GOAL OF THE EXERCISE = Report every line of the records that includes the word "Stub".

=====

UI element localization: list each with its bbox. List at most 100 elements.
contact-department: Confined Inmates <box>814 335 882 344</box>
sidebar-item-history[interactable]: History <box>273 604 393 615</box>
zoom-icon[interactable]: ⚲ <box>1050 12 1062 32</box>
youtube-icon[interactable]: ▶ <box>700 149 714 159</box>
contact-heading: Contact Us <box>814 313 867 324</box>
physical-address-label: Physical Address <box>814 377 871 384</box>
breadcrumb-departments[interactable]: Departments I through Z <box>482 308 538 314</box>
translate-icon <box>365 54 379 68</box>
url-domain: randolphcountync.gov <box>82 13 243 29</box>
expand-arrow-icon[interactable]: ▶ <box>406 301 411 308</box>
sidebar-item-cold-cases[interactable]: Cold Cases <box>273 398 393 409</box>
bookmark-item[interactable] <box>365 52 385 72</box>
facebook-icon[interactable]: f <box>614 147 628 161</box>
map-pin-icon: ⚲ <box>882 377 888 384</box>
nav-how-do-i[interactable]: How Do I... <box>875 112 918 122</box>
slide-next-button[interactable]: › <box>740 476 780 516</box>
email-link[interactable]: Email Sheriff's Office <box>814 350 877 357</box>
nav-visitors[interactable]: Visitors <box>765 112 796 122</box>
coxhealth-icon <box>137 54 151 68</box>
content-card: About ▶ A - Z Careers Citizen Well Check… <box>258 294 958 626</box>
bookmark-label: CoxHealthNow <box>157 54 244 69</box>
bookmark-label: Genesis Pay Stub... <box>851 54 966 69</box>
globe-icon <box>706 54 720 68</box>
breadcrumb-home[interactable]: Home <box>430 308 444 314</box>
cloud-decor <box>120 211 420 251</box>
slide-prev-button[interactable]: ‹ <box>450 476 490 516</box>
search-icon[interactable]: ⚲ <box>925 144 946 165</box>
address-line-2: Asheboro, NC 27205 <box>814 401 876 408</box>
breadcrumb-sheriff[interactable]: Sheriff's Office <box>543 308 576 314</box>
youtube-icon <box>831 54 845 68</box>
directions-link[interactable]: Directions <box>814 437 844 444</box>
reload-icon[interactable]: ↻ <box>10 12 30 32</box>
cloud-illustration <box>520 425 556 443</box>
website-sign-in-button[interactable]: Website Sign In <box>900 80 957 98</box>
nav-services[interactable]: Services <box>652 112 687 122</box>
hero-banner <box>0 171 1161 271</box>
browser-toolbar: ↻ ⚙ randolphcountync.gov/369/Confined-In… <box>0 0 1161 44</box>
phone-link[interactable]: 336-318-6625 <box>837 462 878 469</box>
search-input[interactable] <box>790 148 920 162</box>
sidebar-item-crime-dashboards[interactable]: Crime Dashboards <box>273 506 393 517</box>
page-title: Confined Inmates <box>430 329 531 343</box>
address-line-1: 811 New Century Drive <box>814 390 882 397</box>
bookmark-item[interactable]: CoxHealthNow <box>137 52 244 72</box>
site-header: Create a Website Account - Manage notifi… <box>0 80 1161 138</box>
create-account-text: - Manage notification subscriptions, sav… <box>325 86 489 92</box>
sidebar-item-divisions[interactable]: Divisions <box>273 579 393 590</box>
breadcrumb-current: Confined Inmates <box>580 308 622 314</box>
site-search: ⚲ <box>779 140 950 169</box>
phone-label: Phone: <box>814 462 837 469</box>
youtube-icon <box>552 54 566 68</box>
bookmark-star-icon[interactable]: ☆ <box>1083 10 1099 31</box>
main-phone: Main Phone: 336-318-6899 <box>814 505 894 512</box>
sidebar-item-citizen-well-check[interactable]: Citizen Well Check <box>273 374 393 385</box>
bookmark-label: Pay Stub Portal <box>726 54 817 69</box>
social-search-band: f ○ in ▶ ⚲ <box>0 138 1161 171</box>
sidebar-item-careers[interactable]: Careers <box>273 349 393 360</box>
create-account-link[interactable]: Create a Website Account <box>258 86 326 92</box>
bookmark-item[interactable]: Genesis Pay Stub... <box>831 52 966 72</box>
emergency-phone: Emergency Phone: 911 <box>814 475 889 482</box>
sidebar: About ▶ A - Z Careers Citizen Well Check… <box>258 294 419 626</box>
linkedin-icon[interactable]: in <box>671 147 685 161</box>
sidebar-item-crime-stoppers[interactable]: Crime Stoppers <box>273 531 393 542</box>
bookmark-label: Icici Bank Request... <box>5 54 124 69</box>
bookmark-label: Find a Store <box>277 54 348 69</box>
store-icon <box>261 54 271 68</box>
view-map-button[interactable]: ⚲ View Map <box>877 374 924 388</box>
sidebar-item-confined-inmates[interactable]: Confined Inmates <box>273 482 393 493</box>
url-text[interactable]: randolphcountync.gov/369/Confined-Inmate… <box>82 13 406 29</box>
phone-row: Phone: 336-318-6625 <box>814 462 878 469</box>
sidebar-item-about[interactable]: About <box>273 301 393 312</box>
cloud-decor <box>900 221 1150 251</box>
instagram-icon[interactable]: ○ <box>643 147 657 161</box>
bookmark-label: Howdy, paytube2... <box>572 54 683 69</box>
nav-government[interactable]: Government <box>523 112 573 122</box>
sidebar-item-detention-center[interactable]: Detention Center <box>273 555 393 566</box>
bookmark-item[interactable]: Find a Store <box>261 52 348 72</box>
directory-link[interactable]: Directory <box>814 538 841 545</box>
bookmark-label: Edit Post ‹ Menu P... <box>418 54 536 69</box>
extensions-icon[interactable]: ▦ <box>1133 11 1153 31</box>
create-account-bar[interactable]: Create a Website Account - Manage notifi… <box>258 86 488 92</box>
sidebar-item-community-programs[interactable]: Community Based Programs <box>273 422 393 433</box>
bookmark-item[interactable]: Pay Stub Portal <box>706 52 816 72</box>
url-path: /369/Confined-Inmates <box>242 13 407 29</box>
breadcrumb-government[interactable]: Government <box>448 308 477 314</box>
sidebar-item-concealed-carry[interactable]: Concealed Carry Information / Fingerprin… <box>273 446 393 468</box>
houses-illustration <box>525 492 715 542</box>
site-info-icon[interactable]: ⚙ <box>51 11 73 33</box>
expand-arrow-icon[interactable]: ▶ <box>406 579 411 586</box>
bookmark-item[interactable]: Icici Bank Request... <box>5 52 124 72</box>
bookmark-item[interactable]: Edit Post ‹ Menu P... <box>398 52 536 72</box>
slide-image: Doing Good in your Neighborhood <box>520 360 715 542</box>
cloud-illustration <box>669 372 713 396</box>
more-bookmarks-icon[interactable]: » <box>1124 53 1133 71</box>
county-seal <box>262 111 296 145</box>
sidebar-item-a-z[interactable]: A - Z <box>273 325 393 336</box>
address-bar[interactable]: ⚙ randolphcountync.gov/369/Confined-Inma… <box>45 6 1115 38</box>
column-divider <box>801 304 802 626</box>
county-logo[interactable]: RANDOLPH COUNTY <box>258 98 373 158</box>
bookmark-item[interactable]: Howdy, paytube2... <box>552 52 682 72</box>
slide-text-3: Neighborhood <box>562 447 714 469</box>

=====

EXERCISE RESPONSE =
bookmark-label: Genesis Pay Stub... <box>851 54 966 69</box>
bookmark-label: Pay Stub Portal <box>726 54 817 69</box>
bookmark-item[interactable]: Genesis Pay Stub... <box>831 52 966 72</box>
bookmark-item[interactable]: Pay Stub Portal <box>706 52 816 72</box>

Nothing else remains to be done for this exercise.